» **WHAT IS REQUIRED**
Decide whether each statement agrees with the article on the pipeline lawsuit, giving yes or no and quoting the deciding words from it: 1. The pipeline runs 270 km. 2. Practical completion was achieved in December 2014. 3. State Government construction consent came 24 days later than scheduled.

(PAGE TEXT)

Legal action pipeline
■ Engineering company Monadelphous is embroiled in fresh legal action by suing the developers of a Fortescue Metals Group gas pipeline for at least $33 million over cost blowouts.
Monadelphous is claiming in a Supreme Court writ the 270km Pilbara pipeline was completed about three months late because of delays and disruptions blamed on its clients.
The company installed the structure in 2014 and early 2015 from near Karratha to Fortescue’s Solomon Hub under a $96 million contract with DPB Development Group (DDG) and TEC Pilbara.
It seeking about $19 million from DDG and $14 million from TEC Pilbara — a unit of Canadian power generator TransAlta — plus interest and costs.
DDG is a subsidiary of the ASXlisted DUET Group, which controls the Dampier to Bunbury pipeline.
The writ alleges higher costs were incurred because of a late start, which upset construction plans and pushed the project into the Pilbara’s disruptive summer wet season, and contract variations requested by DDG.
The $183 million pipeline enabled Fortescue to lower its costs by switching its TransAlta-operated power station at the Solomon operation from diesel to gas. Andrew Forrest-chaired Fortescue has a 20year, 100 per cent take-or-pay deal with the pipeline developers.
The writ says Monadelphous’ practical completion of the pipeline was achieved in March 2015 instead of December 2014 as agreed.
It accuses DDG of not providing adequate access to the site until November 2014, several months later than required under the contract.
One of the reasons cited for the delays was construction consent from the State Government being obtained 24 days later than scheduled.
Monadelphous and DDG clined to comment.
A Monadelphous joint venture is in a $200 million dispute in Queensland over blowouts at Gladstone’s Wiggins Island coal export terminal.
Monadelphous is suing the developers of a Fortescue River gas pipeline over cost blowouts.

(End PAGE TEXT)
(MATERIAL SUPPLIED)

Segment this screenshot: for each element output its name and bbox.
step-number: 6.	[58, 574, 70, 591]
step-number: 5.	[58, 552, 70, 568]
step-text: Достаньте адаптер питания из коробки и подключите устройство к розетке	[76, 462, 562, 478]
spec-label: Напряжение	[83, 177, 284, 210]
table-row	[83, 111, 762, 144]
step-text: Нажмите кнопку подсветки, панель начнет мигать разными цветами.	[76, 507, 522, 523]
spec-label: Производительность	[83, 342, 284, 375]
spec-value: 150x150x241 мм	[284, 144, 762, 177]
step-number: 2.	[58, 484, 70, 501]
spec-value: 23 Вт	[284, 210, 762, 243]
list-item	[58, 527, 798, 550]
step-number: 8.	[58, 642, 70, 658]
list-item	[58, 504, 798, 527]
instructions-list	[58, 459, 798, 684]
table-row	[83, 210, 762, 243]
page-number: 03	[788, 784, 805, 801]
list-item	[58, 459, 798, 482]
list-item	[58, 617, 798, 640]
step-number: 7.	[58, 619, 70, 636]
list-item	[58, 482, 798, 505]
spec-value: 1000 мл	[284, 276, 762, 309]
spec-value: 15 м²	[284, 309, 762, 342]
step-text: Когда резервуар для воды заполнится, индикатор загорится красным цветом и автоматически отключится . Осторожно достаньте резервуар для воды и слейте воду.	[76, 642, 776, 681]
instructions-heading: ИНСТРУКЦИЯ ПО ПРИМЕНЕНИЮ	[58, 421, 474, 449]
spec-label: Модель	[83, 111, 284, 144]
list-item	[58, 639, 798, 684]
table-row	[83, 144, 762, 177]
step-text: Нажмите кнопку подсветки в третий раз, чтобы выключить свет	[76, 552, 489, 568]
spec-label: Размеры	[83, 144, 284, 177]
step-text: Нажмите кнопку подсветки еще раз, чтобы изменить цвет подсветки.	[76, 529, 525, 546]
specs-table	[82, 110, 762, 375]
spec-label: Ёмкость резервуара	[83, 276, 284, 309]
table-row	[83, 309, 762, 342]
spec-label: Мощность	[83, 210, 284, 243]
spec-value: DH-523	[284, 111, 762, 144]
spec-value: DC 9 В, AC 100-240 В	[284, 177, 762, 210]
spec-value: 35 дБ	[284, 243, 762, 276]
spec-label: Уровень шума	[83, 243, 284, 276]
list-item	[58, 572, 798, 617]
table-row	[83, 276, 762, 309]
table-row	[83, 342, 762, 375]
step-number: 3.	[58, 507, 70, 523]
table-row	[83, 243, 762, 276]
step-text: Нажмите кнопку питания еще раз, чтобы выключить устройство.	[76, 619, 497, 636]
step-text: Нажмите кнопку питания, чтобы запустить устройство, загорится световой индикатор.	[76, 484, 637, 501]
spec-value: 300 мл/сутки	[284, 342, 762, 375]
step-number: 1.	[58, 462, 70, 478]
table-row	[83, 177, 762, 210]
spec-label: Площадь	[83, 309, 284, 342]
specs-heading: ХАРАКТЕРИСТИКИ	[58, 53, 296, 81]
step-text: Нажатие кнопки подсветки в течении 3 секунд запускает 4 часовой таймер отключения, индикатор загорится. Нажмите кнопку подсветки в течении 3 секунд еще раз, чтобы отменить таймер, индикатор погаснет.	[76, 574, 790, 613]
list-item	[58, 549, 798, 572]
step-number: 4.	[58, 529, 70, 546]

(End MATERIAL SUPPLIED)

» **RESULT OF THIS EXERCISE**
1. Yes: "the 270km Pilbara pipeline"
2. No: "practical completion of the pipeline was achieved in March 2015 instead of December 2014 as agreed"
3. Yes: "construction consent from the State Government being obtained 24 days later than scheduled"